▶ _GIVEN PROBLEM_
Each entry must appear again exactly as it does in the source.

▶ _MATERIAL_
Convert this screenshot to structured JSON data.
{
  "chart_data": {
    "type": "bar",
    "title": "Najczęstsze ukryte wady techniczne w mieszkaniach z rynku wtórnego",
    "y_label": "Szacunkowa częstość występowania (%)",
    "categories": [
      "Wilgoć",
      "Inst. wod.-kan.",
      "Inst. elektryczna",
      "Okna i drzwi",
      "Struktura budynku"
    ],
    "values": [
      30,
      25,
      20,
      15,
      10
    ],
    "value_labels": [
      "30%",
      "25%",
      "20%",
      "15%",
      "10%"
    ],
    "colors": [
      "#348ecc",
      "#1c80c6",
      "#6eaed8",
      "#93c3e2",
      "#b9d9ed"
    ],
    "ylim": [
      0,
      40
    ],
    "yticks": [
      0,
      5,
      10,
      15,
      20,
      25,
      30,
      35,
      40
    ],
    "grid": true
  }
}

▶ _FINAL RESULT_
Convert this screenshot to structured JSON data.
{
  "chart_data": {
    "type": "bar",
    "title": "Najczęstsze ukryte wady techniczne w mieszkaniach z rynku wtórnego",
    "y_label": "Szacunkowa częstość występowania (%)",
    "categories": [
      "Wilgoć",
      "Inst. wod.-kan.",
      "Inst. elektryczna",
      "Okna i drzwi",
      "Struktura budynku"
    ],
    "values": [
      30,
      25,
      20,
      15,
      10
    ],
    "value_labels": [
      "30%",
      "25%",
      "20%",
      "15%",
      "10%"
    ],
    "colors": [
      "#348ecc",
      "#1c80c6",
      "#6eaed8",
      "#93c3e2",
      "#b9d9ed"
    ],
    "ylim": [
      0,
      40
    ],
    "yticks": [
      0,
      5,
      10,
      15,
      20,
      25,
      30,
      35,
      40
    ],
    "grid": true
  }
}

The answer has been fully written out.